── Materials provided ──

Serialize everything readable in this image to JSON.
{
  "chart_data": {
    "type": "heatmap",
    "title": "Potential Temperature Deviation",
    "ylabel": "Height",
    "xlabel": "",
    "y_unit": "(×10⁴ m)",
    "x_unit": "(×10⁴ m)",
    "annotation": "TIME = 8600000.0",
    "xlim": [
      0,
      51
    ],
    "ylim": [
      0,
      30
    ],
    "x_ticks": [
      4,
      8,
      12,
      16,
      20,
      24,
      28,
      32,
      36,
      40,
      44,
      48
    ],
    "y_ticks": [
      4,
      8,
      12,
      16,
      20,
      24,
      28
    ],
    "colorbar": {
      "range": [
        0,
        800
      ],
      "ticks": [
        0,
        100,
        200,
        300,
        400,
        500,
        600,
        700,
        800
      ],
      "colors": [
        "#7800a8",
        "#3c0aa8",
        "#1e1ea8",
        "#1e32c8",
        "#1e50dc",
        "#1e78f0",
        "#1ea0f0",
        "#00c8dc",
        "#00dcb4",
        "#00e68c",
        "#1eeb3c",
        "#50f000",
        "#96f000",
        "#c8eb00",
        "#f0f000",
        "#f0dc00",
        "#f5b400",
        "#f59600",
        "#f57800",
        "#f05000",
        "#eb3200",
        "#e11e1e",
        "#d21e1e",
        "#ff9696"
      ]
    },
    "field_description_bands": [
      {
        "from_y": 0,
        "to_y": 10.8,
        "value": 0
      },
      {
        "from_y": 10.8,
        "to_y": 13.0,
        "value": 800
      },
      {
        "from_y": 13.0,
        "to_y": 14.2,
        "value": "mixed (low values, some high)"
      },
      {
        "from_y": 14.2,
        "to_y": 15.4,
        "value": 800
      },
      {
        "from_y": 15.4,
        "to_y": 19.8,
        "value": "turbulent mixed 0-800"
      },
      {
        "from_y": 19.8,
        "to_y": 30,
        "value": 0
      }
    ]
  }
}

───
── Materials provided ──

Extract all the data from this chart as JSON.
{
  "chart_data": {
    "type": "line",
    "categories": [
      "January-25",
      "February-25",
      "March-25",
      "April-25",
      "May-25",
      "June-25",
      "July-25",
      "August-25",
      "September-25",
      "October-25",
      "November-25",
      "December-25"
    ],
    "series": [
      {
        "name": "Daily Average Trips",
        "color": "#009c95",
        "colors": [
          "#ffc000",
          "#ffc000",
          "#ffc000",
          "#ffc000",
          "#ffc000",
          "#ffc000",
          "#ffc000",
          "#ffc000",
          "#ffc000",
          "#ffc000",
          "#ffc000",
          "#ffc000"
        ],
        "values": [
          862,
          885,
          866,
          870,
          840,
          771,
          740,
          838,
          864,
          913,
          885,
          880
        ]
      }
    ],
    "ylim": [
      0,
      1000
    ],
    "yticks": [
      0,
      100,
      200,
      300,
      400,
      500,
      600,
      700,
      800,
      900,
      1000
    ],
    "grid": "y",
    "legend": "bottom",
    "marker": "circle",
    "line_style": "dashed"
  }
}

───
── Materials provided ──

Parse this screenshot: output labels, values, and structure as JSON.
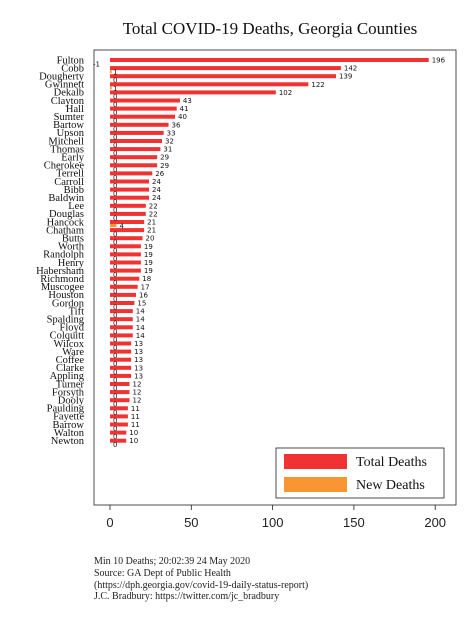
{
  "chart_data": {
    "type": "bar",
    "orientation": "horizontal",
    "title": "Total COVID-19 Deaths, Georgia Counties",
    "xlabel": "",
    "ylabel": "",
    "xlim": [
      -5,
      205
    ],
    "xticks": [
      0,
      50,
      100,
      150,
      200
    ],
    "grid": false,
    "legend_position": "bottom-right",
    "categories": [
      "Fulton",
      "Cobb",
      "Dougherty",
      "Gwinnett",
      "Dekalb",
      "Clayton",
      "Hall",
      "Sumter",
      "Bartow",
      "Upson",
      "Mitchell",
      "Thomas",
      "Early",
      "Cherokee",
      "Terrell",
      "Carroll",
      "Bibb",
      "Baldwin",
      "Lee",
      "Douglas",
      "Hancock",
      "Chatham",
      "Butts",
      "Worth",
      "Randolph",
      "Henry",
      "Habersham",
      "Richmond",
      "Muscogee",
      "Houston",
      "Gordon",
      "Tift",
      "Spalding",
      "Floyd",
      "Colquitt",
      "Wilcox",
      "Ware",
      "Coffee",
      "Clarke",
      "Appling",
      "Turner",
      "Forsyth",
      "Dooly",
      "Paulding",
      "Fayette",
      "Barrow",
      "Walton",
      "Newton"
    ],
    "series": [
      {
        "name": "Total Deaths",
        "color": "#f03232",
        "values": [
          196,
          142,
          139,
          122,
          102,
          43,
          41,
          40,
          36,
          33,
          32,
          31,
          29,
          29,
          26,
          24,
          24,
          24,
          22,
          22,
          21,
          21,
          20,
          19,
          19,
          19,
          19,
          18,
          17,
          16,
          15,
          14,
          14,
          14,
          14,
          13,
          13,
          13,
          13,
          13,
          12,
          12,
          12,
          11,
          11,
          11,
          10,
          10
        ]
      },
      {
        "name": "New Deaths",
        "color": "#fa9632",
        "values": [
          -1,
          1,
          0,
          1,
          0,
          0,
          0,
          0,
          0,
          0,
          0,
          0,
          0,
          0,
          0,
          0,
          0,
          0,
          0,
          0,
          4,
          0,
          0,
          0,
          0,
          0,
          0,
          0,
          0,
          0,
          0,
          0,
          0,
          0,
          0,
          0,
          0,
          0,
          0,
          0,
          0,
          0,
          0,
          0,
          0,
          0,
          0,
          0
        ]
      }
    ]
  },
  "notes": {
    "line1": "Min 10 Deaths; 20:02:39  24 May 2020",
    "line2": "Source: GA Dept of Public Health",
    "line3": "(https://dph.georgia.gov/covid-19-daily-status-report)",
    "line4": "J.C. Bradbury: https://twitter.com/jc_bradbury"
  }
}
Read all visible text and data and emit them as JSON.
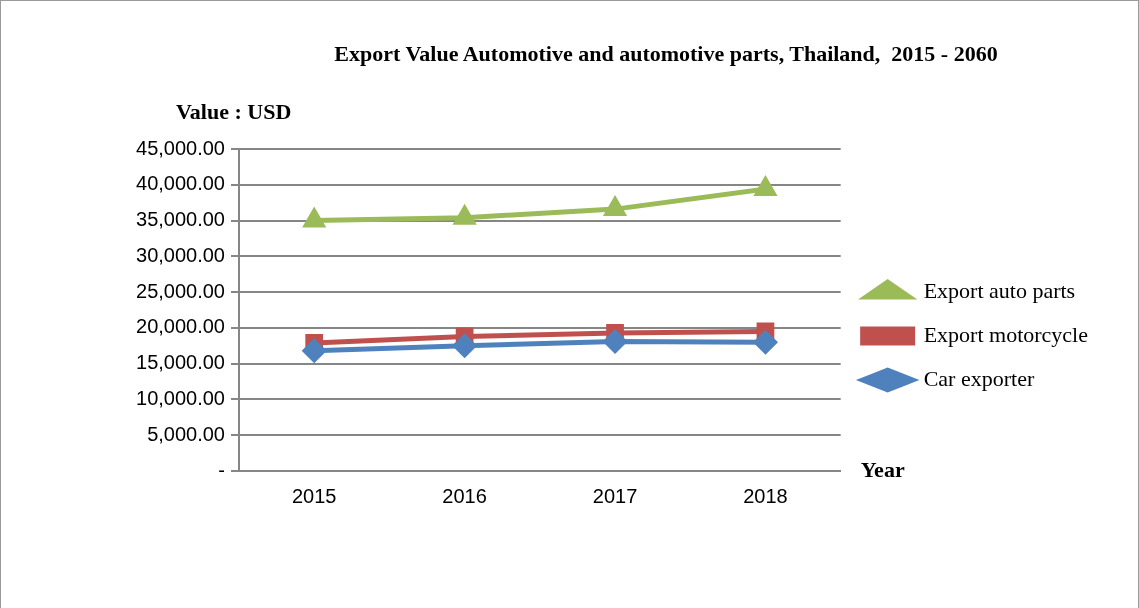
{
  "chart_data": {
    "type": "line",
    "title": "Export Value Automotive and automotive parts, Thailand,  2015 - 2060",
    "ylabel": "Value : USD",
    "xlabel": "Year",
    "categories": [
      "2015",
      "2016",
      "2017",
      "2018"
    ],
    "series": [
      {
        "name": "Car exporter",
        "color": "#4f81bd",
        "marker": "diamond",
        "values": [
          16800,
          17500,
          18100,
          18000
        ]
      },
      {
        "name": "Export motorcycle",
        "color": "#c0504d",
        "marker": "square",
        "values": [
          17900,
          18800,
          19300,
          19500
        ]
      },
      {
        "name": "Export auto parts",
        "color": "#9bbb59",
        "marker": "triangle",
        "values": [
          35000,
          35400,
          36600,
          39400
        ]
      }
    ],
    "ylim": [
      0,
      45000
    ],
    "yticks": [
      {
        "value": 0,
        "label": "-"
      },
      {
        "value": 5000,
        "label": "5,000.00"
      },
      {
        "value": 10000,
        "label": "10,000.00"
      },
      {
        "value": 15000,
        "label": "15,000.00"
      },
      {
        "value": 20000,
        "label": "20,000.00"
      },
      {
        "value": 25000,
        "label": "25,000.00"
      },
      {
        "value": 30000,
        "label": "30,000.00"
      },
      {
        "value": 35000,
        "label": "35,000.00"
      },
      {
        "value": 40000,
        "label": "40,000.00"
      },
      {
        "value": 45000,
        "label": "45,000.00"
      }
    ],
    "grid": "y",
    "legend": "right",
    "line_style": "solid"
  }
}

───

[Objective]
Read through the entries and copy every line that includes "name".

[Exercise solution]
        "name": "Daily Average Trips",
        "name": "Total Deaths",
        "name": "New Deaths",
        "name": "Car exporter",
        "name": "Export motorcycle",
        "name": "Export auto parts",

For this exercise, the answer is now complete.